Task to carry out> Print every entry exactly as written.

Source data:
* * * * * * *
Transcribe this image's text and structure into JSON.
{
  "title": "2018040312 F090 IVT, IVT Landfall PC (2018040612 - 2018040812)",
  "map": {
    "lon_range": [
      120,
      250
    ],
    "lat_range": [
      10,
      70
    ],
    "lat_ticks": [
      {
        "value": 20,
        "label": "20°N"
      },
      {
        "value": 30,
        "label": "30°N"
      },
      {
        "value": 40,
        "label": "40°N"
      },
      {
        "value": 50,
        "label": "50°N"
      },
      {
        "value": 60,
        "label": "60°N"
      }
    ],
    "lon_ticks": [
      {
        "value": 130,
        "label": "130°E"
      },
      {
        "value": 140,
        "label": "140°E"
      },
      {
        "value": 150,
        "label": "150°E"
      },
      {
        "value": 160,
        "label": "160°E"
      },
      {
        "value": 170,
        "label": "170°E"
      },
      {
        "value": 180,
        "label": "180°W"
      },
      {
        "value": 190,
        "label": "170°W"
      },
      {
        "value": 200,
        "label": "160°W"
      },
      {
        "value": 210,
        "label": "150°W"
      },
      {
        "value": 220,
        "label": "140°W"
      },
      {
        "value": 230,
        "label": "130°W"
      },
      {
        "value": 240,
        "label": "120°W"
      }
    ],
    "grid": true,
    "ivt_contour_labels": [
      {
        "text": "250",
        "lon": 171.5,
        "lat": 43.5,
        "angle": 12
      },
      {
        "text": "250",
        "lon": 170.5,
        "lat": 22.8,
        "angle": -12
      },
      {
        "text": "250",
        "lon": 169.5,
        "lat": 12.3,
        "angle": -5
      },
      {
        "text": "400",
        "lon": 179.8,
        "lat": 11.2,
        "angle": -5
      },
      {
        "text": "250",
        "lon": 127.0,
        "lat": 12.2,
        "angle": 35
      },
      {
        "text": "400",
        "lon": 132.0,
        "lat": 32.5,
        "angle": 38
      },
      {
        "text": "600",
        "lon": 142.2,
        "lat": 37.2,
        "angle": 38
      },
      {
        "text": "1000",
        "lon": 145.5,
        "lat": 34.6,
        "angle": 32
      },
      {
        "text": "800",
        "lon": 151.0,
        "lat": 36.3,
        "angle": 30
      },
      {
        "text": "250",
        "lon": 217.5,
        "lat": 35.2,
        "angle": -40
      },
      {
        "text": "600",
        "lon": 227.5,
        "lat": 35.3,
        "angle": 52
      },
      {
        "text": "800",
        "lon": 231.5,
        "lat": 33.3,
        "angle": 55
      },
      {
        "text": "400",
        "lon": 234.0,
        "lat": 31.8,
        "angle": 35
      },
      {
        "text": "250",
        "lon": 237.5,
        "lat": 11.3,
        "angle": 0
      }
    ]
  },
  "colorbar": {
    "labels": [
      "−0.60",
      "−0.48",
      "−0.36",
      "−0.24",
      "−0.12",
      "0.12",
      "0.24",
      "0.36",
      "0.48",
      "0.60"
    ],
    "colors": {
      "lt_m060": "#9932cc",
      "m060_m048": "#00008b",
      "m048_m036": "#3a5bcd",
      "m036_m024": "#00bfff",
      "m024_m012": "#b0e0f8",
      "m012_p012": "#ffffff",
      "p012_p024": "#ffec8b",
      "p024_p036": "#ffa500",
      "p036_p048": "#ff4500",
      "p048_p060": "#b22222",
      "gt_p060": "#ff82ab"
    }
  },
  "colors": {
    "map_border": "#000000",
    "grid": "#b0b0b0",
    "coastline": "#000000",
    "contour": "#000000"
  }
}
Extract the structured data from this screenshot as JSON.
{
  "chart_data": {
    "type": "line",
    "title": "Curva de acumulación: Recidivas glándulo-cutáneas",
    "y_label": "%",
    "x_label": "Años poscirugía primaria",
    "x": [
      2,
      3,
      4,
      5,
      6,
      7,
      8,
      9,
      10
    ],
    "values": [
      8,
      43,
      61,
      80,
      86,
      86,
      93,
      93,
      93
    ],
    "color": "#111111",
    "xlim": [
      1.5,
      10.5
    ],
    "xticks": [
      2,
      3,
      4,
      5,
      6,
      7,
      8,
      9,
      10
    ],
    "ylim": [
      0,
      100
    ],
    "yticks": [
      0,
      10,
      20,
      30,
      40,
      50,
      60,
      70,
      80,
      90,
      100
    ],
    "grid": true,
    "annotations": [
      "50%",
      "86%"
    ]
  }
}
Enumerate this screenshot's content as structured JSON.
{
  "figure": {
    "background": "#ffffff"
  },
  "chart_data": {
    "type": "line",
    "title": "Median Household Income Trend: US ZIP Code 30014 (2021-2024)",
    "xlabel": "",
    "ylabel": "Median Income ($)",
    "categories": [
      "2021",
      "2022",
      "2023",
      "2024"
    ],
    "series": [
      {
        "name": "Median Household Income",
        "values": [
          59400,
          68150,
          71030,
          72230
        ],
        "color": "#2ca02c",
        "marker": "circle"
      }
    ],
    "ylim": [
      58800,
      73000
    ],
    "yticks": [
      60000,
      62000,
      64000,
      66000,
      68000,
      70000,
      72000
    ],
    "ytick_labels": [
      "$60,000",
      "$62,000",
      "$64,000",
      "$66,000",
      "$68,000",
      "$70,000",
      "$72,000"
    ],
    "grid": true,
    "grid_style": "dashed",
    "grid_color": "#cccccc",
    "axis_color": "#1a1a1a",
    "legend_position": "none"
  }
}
* * * * * * *
Final answer>
Transcribe this image's text and structure into JSON.
{
  "title": "2018040312 F090 IVT, IVT Landfall PC (2018040612 - 2018040812)",
  "map": {
    "lon_range": [
      120,
      250
    ],
    "lat_range": [
      10,
      70
    ],
    "lat_ticks": [
      {
        "value": 20,
        "label": "20°N"
      },
      {
        "value": 30,
        "label": "30°N"
      },
      {
        "value": 40,
        "label": "40°N"
      },
      {
        "value": 50,
        "label": "50°N"
      },
      {
        "value": 60,
        "label": "60°N"
      }
    ],
    "lon_ticks": [
      {
        "value": 130,
        "label": "130°E"
      },
      {
        "value": 140,
        "label": "140°E"
      },
      {
        "value": 150,
        "label": "150°E"
      },
      {
        "value": 160,
        "label": "160°E"
      },
      {
        "value": 170,
        "label": "170°E"
      },
      {
        "value": 180,
        "label": "180°W"
      },
      {
        "value": 190,
        "label": "170°W"
      },
      {
        "value": 200,
        "label": "160°W"
      },
      {
        "value": 210,
        "label": "150°W"
      },
      {
        "value": 220,
        "label": "140°W"
      },
      {
        "value": 230,
        "label": "130°W"
      },
      {
        "value": 240,
        "label": "120°W"
      }
    ],
    "grid": true,
    "ivt_contour_labels": [
      {
        "text": "250",
        "lon": 171.5,
        "lat": 43.5,
        "angle": 12
      },
      {
        "text": "250",
        "lon": 170.5,
        "lat": 22.8,
        "angle": -12
      },
      {
        "text": "250",
        "lon": 169.5,
        "lat": 12.3,
        "angle": -5
      },
      {
        "text": "400",
        "lon": 179.8,
        "lat": 11.2,
        "angle": -5
      },
      {
        "text": "250",
        "lon": 127.0,
        "lat": 12.2,
        "angle": 35
      },
      {
        "text": "400",
        "lon": 132.0,
        "lat": 32.5,
        "angle": 38
      },
      {
        "text": "600",
        "lon": 142.2,
        "lat": 37.2,
        "angle": 38
      },
      {
        "text": "1000",
        "lon": 145.5,
        "lat": 34.6,
        "angle": 32
      },
      {
        "text": "800",
        "lon": 151.0,
        "lat": 36.3,
        "angle": 30
      },
      {
        "text": "250",
        "lon": 217.5,
        "lat": 35.2,
        "angle": -40
      },
      {
        "text": "600",
        "lon": 227.5,
        "lat": 35.3,
        "angle": 52
      },
      {
        "text": "800",
        "lon": 231.5,
        "lat": 33.3,
        "angle": 55
      },
      {
        "text": "400",
        "lon": 234.0,
        "lat": 31.8,
        "angle": 35
      },
      {
        "text": "250",
        "lon": 237.5,
        "lat": 11.3,
        "angle": 0
      }
    ]
  },
  "colorbar": {
    "labels": [
      "−0.60",
      "−0.48",
      "−0.36",
      "−0.24",
      "−0.12",
      "0.12",
      "0.24",
      "0.36",
      "0.48",
      "0.60"
    ],
    "colors": {
      "lt_m060": "#9932cc",
      "m060_m048": "#00008b",
      "m048_m036": "#3a5bcd",
      "m036_m024": "#00bfff",
      "m024_m012": "#b0e0f8",
      "m012_p012": "#ffffff",
      "p012_p024": "#ffec8b",
      "p024_p036": "#ffa500",
      "p036_p048": "#ff4500",
      "p048_p060": "#b22222",
      "gt_p060": "#ff82ab"
    }
  },
  "colors": {
    "map_border": "#000000",
    "grid": "#b0b0b0",
    "coastline": "#000000",
    "contour": "#000000"
  }
}
Extract the structured data from this screenshot as JSON.
{
  "chart_data": {
    "type": "line",
    "title": "Curva de acumulación: Recidivas glándulo-cutáneas",
    "y_label": "%",
    "x_label": "Años poscirugía primaria",
    "x": [
      2,
      3,
      4,
      5,
      6,
      7,
      8,
      9,
      10
    ],
    "values": [
      8,
      43,
      61,
      80,
      86,
      86,
      93,
      93,
      93
    ],
    "color": "#111111",
    "xlim": [
      1.5,
      10.5
    ],
    "xticks": [
      2,
      3,
      4,
      5,
      6,
      7,
      8,
      9,
      10
    ],
    "ylim": [
      0,
      100
    ],
    "yticks": [
      0,
      10,
      20,
      30,
      40,
      50,
      60,
      70,
      80,
      90,
      100
    ],
    "grid": true,
    "annotations": [
      "50%",
      "86%"
    ]
  }
}
Enumerate this screenshot's content as structured JSON.
{
  "figure": {
    "background": "#ffffff"
  },
  "chart_data": {
    "type": "line",
    "title": "Median Household Income Trend: US ZIP Code 30014 (2021-2024)",
    "xlabel": "",
    "ylabel": "Median Income ($)",
    "categories": [
      "2021",
      "2022",
      "2023",
      "2024"
    ],
    "series": [
      {
        "name": "Median Household Income",
        "values": [
          59400,
          68150,
          71030,
          72230
        ],
        "color": "#2ca02c",
        "marker": "circle"
      }
    ],
    "ylim": [
      58800,
      73000
    ],
    "yticks": [
      60000,
      62000,
      64000,
      66000,
      68000,
      70000,
      72000
    ],
    "ytick_labels": [
      "$60,000",
      "$62,000",
      "$64,000",
      "$66,000",
      "$68,000",
      "$70,000",
      "$72,000"
    ],
    "grid": true,
    "grid_style": "dashed",
    "grid_color": "#cccccc",
    "axis_color": "#1a1a1a",
    "legend_position": "none"
  }
}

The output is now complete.